_PROBLEM REQUIREMENTS:_
For each line that holds "работы", copy the line out.

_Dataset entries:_
^^^^^^^^^^^^^^^^

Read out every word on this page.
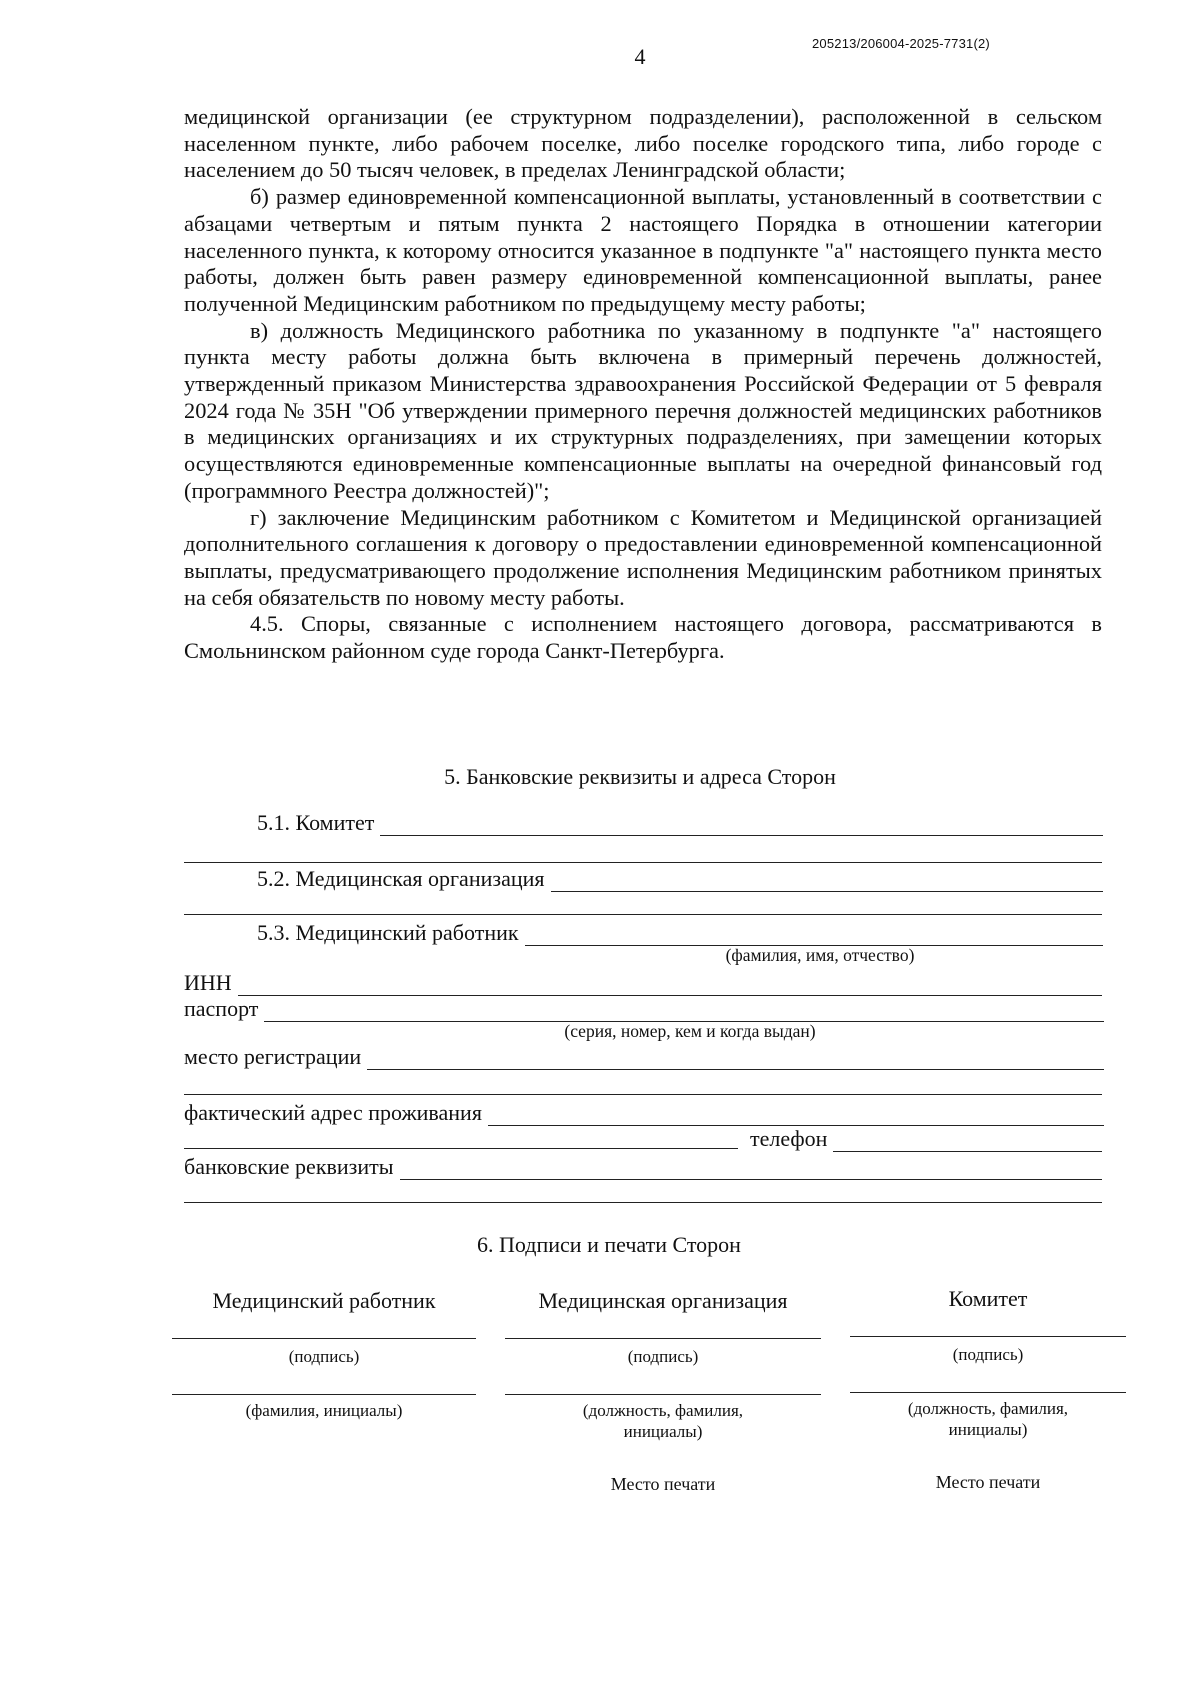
4
205213/206004-2025-7731(2)

медицинской организации (ее структурном подразделении), расположенной в сельском населенном пункте, либо рабочем поселке, либо поселке городского типа, либо городе с населением до 50 тысяч человек, в пределах Ленинградской области;

б) размер единовременной компенсационной выплаты, установленный в соответствии с абзацами четвертым и пятым пункта 2 настоящего Порядка в отношении категории населенного пункта, к которому относится указанное в подпункте "а" настоящего пункта место работы, должен быть равен размеру единовременной компенсационной выплаты, ранее полученной Медицинским работником по предыдущему месту работы;

в) должность Медицинского работника по указанному в подпункте "а" настоящего пункта месту работы должна быть включена в примерный перечень должностей, утвержденный приказом Министерства здравоохранения Российской Федерации от 5 февраля 2024 года № 35Н "Об утверждении примерного перечня должностей медицинских работников в медицинских организациях и их структурных подразделениях, при замещении которых осуществляются единовременные компенсационные выплаты на очередной финансовый год (программного Реестра должностей)";

г) заключение Медицинским работником с Комитетом и Медицинской организацией дополнительного соглашения к договору о предоставлении единовременной компенсационной выплаты, предусматривающего продолжение исполнения Медицинским работником принятых на себя обязательств по новому месту работы.

4.5. Споры, связанные с исполнением настоящего договора, рассматриваются в Смольнинском районном суде города Санкт-Петербурга.

5. Банковские реквизиты и адреса Сторон
5.1. Комитет
5.2. Медицинская организация
5.3. Медицинский работник
(фамилия, имя, отчество)
ИНН
паспорт
(серия, номер, кем и когда выдан)
место регистрации
фактический адрес проживания
телефон
банковские реквизиты
6. Подписи и печати Сторон
Медицинский работник
(подпись)
(фамилия, инициалы)
Медицинская организация
(подпись)
(должность, фамилия, инициалы)
Место печати
Комитет
(подпись)
(должность, фамилия, инициалы)
Место печати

^^^^^^^^^^^^^^^^

_EXPECTED ANSWER:_
б) размер единовременной компенсационной выплаты, установленный в соответствии с абзацами четвертым и пятым пункта 2 настоящего Порядка в отношении категории населенного пункта, к которому относится указанное в подпункте "а" настоящего пункта место работы, должен быть равен размеру единовременной компенсационной выплаты, ранее полученной Медицинским работником по предыдущему месту работы;
в) должность Медицинского работника по указанному в подпункте "а" настоящего пункта месту работы должна быть включена в примерный перечень должностей, утвержденный приказом Министерства здравоохранения Российской Федерации от 5 февраля 2024 года № 35Н "Об утверждении примерного перечня должностей медицинских работников в медицинских организациях и их структурных подразделениях, при замещении которых осуществляются единовременные компенсационные выплаты на очередной финансовый год (программного Реестра должностей)";
г) заключение Медицинским работником с Комитетом и Медицинской организацией дополнительного соглашения к договору о предоставлении единовременной компенсационной выплаты, предусматривающего продолжение исполнения Медицинским работником принятых на себя обязательств по новому месту работы.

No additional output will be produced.